Start of Data listing
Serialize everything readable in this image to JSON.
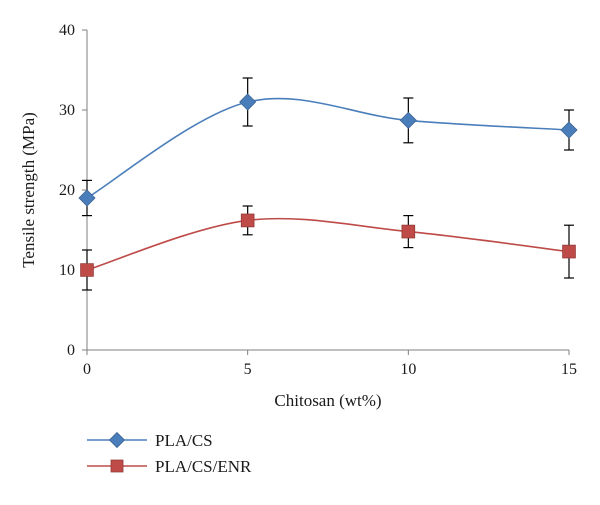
{
  "chart_data": {
    "type": "line",
    "title": "",
    "xlabel": "Chitosan (wt%)",
    "ylabel": "Tensile strength (MPa)",
    "x": [
      0,
      5,
      10,
      15
    ],
    "x_ticks": [
      "0",
      "5",
      "10",
      "15"
    ],
    "xlim": [
      0,
      15
    ],
    "ylim": [
      0,
      40
    ],
    "y_ticks": [
      "0",
      "10",
      "20",
      "30",
      "40"
    ],
    "grid": false,
    "smooth": true,
    "legend_position": "bottom-left",
    "series": [
      {
        "name": "PLA/CS",
        "values": [
          19.0,
          31.0,
          28.7,
          27.5
        ],
        "error": [
          2.2,
          3.0,
          2.8,
          2.5
        ],
        "color": "#4a7ebb",
        "marker": "diamond"
      },
      {
        "name": "PLA/CS/ENR",
        "values": [
          10.0,
          16.2,
          14.8,
          12.3
        ],
        "error": [
          2.5,
          1.8,
          2.0,
          3.3
        ],
        "color": "#be4b48",
        "marker": "square"
      }
    ]
  }
}
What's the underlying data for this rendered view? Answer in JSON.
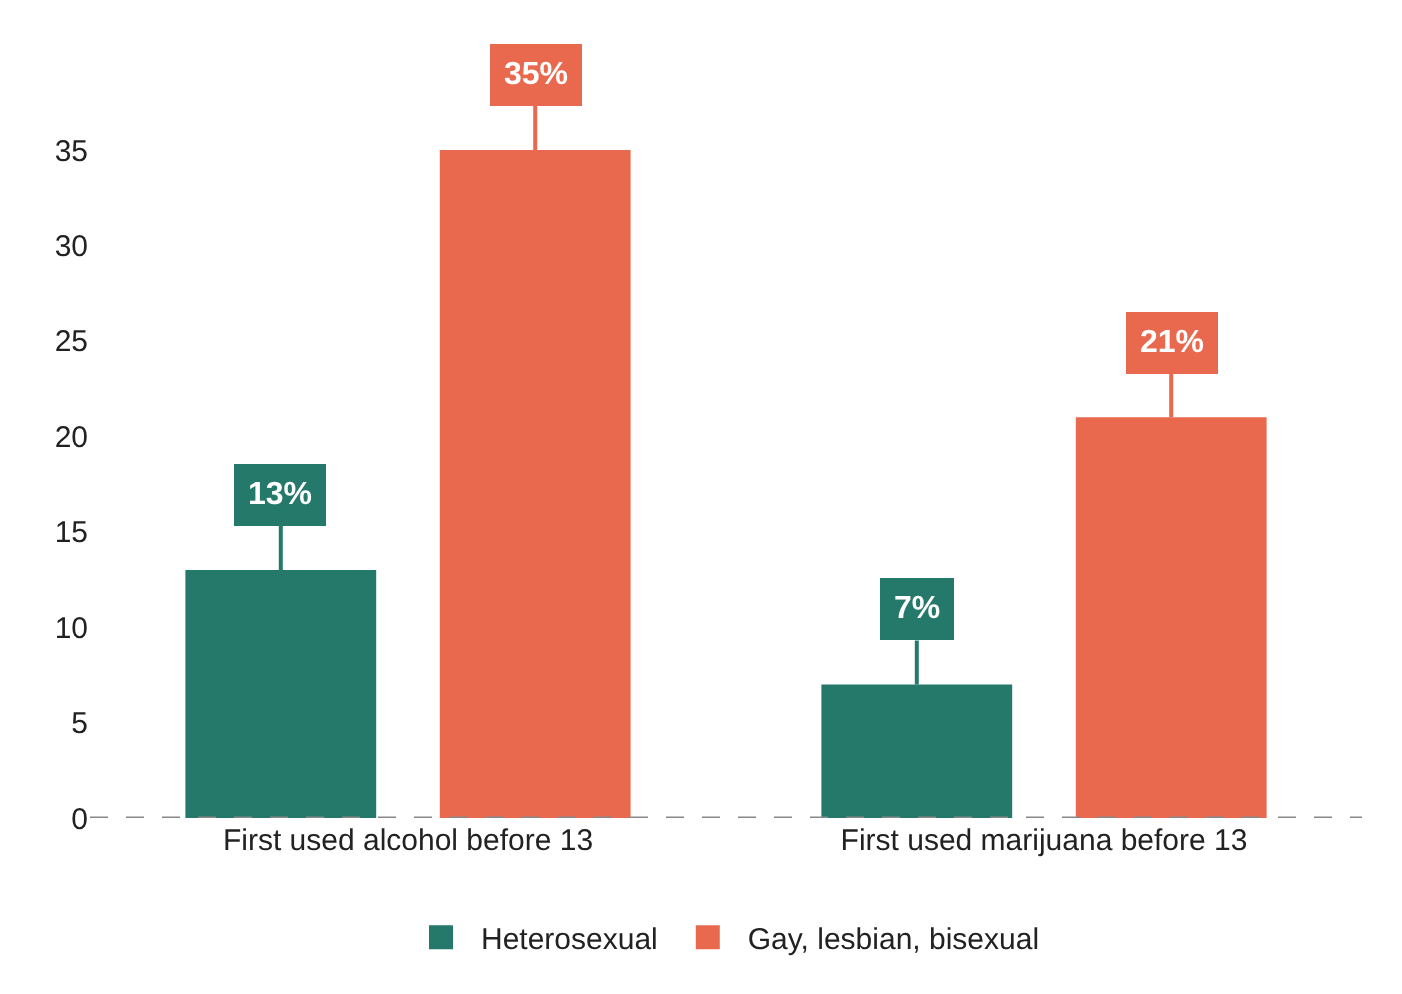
{
  "chart_data": {
    "type": "bar",
    "categories": [
      "First used alcohol before 13",
      "First used marijuana before 13"
    ],
    "series": [
      {
        "name": "Heterosexual",
        "color": "#25796b",
        "values": [
          13,
          7
        ],
        "value_labels": [
          "13%",
          "7%"
        ]
      },
      {
        "name": "Gay, lesbian, bisexual",
        "color": "#e8694e",
        "values": [
          35,
          21
        ],
        "value_labels": [
          "35%",
          "21%"
        ]
      }
    ],
    "ylim": [
      0,
      35
    ],
    "yticks": [
      0,
      5,
      10,
      15,
      20,
      25,
      30,
      35
    ],
    "legend": "bottom",
    "ref_lines": [
      {
        "axis": "y",
        "value": 0,
        "color": "#888888",
        "line_style": "dashed"
      }
    ]
  }
}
End of Data listing
- **Aim**
Which lines include the word "before"? List them all.

- **Answer to the exercise**
      "First used alcohol before 13",
      "First used marijuana before 13"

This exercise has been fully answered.